» Quoted passage
================================

The Committee’s action is another attack on existing tobacco control efforts on behalf of the tobacco industry. We’ve already seen House appropriators push for funding cuts to the CDC and its TIPS campaign, the agency’s successful national tobacco education campaign whose 2012 campaign motivated over 1.6 million smokers to make a quit attempt in its first year.

The latest House appropriations language would greatly weaken FDA’s authority over e-cigarettes, cigars and other tobacco products that would be newly regulated under the proposed rule the FDA issued in April 2014. It would completely exempt from FDA’s product review requirement any e-cigarettes or cigars already on the market when the FDA issues a final rule, which is expected this summer.

This new product review is critical to prevent tobacco companies from introducing new products that threaten public health by being more addictive, harmful and appealing – particularly to kids.

We are particularly dismayed that members of the Republican leadership – including Speaker John Boehner, Majority Leader Kevin McCarthy, and Chairman Fred Upton – are part of this misguided effort. They and others pushing Big Tobacco’s agenda are also major recipients of tobacco industry campaign donations, which further puts into question their motives and intentions.

This language is not only harmful to public health but also completely unnecessary. The FDA’s proposed rule already addresses industry concerns that e-cigarettes and cigars now on the market would have to be pulled while the FDA conducts its review. Under the FDA’s proposal, all e-cigarettes and cigars currently on the market would remain available so long as manufacturers file an application with the FDA within two years and would remain on the market unless FDA determines they are detrimental to public health.

A recent government survey showed youth e-cigarette use tripled from 2013 to 2014 (from 4.5 percent to 13.4 percent among high school students) and now exceeds youth use of regular cigarettes. High school boys now smoke cigars at roughly the same rate as cigarettes (10.8 percent for cigars and 10.6 percent for cigarettes), and cigars remain the most commonly used tobacco products among African-American high school students, who smoke cigars at nearly twice the rate of cigarettes.

================================

» Set tasks
A. According to the statement on tobacco regulation, how much did youth e-cigarette use change from 2013 to 2014?
B. Reproduce the rows from the start of the rows down through the line containing "data-label: 8%: [1009, 188, 1039, 210]", changing "Public library" to "Community library" and leaving everything else as it stands; return only those lines.

» Records for the exercise
================================

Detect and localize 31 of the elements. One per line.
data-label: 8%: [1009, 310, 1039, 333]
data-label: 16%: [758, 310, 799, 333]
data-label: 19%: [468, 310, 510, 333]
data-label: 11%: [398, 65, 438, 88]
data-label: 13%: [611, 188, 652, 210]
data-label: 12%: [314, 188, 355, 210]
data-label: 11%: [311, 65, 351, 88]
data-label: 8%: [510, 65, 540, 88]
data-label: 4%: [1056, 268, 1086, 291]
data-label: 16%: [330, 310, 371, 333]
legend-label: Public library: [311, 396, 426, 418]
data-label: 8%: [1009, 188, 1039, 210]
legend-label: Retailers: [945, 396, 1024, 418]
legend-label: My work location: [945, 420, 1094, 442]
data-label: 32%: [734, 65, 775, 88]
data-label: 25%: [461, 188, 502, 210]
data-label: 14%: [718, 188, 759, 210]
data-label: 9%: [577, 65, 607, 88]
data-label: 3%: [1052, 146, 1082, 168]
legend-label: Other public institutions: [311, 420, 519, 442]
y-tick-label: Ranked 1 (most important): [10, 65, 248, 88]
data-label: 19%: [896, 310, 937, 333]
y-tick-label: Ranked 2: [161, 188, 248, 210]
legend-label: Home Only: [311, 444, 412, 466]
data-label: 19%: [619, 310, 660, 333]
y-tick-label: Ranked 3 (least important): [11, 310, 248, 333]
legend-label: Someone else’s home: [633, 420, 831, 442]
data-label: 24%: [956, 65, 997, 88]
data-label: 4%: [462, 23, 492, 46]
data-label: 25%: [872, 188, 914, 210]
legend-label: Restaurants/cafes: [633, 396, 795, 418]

================================

» Answers for the tasks
A. It tripled, rising from 4.5 percent to 13.4 percent among high school students.

B.
Detect and localize 31 of the elements. One per line.
data-label: 8%: [1009, 310, 1039, 333]
data-label: 16%: [758, 310, 799, 333]
data-label: 19%: [468, 310, 510, 333]
data-label: 11%: [398, 65, 438, 88]
data-label: 13%: [611, 188, 652, 210]
data-label: 12%: [314, 188, 355, 210]
data-label: 11%: [311, 65, 351, 88]
data-label: 8%: [510, 65, 540, 88]
data-label: 4%: [1056, 268, 1086, 291]
data-label: 16%: [330, 310, 371, 333]
legend-label: Community library: [311, 396, 426, 418]
data-label: 8%: [1009, 188, 1039, 210]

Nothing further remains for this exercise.